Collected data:
[BEGIN]
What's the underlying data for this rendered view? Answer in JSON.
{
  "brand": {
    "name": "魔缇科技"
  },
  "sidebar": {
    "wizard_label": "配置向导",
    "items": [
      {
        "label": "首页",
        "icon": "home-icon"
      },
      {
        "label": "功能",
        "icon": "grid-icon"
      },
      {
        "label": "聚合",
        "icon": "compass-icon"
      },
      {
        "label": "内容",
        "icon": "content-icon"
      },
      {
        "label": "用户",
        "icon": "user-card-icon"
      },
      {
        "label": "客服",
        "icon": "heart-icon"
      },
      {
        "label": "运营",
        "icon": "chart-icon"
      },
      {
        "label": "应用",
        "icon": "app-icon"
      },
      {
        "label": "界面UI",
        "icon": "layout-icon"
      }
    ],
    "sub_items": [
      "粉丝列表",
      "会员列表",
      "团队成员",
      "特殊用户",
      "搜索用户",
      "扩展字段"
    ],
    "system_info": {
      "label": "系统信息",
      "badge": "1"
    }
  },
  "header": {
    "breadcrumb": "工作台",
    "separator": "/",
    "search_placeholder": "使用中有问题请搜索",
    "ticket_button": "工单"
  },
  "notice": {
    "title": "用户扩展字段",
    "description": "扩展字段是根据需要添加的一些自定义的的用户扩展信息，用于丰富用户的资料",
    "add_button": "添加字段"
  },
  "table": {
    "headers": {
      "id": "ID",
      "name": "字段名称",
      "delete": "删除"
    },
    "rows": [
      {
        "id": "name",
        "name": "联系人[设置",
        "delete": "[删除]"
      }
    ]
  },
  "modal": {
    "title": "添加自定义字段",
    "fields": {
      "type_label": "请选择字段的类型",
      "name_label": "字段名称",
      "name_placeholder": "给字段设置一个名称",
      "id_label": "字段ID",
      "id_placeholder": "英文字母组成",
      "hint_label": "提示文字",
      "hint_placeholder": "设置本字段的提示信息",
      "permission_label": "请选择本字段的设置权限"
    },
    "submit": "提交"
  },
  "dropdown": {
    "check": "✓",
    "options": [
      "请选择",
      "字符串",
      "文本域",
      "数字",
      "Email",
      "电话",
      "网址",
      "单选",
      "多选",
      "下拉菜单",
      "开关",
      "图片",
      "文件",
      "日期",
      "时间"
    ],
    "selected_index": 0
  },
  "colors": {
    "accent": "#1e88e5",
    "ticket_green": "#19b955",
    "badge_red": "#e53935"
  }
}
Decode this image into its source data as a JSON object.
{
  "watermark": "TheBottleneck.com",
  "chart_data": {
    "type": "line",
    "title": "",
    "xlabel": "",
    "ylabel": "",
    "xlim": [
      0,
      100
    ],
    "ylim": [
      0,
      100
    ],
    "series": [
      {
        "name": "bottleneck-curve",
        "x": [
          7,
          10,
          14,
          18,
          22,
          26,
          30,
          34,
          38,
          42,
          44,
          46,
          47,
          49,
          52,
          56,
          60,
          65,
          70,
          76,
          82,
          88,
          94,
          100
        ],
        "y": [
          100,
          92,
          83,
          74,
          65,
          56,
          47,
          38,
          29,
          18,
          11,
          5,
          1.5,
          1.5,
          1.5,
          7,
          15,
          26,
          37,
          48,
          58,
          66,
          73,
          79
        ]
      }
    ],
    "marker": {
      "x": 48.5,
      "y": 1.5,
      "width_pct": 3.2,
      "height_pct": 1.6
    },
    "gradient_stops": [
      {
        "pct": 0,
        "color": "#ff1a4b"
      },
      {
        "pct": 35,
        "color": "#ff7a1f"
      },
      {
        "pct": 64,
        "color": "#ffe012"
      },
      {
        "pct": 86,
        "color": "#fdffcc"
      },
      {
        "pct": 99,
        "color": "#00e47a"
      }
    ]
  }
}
[END]
▶ WHAT NEEDS TO BE DONE: Above are some records; repeat all of them exactly.

▶ SOLUTION:
What's the underlying data for this rendered view? Answer in JSON.
{
  "brand": {
    "name": "魔缇科技"
  },
  "sidebar": {
    "wizard_label": "配置向导",
    "items": [
      {
        "label": "首页",
        "icon": "home-icon"
      },
      {
        "label": "功能",
        "icon": "grid-icon"
      },
      {
        "label": "聚合",
        "icon": "compass-icon"
      },
      {
        "label": "内容",
        "icon": "content-icon"
      },
      {
        "label": "用户",
        "icon": "user-card-icon"
      },
      {
        "label": "客服",
        "icon": "heart-icon"
      },
      {
        "label": "运营",
        "icon": "chart-icon"
      },
      {
        "label": "应用",
        "icon": "app-icon"
      },
      {
        "label": "界面UI",
        "icon": "layout-icon"
      }
    ],
    "sub_items": [
      "粉丝列表",
      "会员列表",
      "团队成员",
      "特殊用户",
      "搜索用户",
      "扩展字段"
    ],
    "system_info": {
      "label": "系统信息",
      "badge": "1"
    }
  },
  "header": {
    "breadcrumb": "工作台",
    "separator": "/",
    "search_placeholder": "使用中有问题请搜索",
    "ticket_button": "工单"
  },
  "notice": {
    "title": "用户扩展字段",
    "description": "扩展字段是根据需要添加的一些自定义的的用户扩展信息，用于丰富用户的资料",
    "add_button": "添加字段"
  },
  "table": {
    "headers": {
      "id": "ID",
      "name": "字段名称",
      "delete": "删除"
    },
    "rows": [
      {
        "id": "name",
        "name": "联系人[设置",
        "delete": "[删除]"
      }
    ]
  },
  "modal": {
    "title": "添加自定义字段",
    "fields": {
      "type_label": "请选择字段的类型",
      "name_label": "字段名称",
      "name_placeholder": "给字段设置一个名称",
      "id_label": "字段ID",
      "id_placeholder": "英文字母组成",
      "hint_label": "提示文字",
      "hint_placeholder": "设置本字段的提示信息",
      "permission_label": "请选择本字段的设置权限"
    },
    "submit": "提交"
  },
  "dropdown": {
    "check": "✓",
    "options": [
      "请选择",
      "字符串",
      "文本域",
      "数字",
      "Email",
      "电话",
      "网址",
      "单选",
      "多选",
      "下拉菜单",
      "开关",
      "图片",
      "文件",
      "日期",
      "时间"
    ],
    "selected_index": 0
  },
  "colors": {
    "accent": "#1e88e5",
    "ticket_green": "#19b955",
    "badge_red": "#e53935"
  }
}
Decode this image into its source data as a JSON object.
{
  "watermark": "TheBottleneck.com",
  "chart_data": {
    "type": "line",
    "title": "",
    "xlabel": "",
    "ylabel": "",
    "xlim": [
      0,
      100
    ],
    "ylim": [
      0,
      100
    ],
    "series": [
      {
        "name": "bottleneck-curve",
        "x": [
          7,
          10,
          14,
          18,
          22,
          26,
          30,
          34,
          38,
          42,
          44,
          46,
          47,
          49,
          52,
          56,
          60,
          65,
          70,
          76,
          82,
          88,
          94,
          100
        ],
        "y": [
          100,
          92,
          83,
          74,
          65,
          56,
          47,
          38,
          29,
          18,
          11,
          5,
          1.5,
          1.5,
          1.5,
          7,
          15,
          26,
          37,
          48,
          58,
          66,
          73,
          79
        ]
      }
    ],
    "marker": {
      "x": 48.5,
      "y": 1.5,
      "width_pct": 3.2,
      "height_pct": 1.6
    },
    "gradient_stops": [
      {
        "pct": 0,
        "color": "#ff1a4b"
      },
      {
        "pct": 35,
        "color": "#ff7a1f"
      },
      {
        "pct": 64,
        "color": "#ffe012"
      },
      {
        "pct": 86,
        "color": "#fdffcc"
      },
      {
        "pct": 99,
        "color": "#00e47a"
      }
    ]
  }
}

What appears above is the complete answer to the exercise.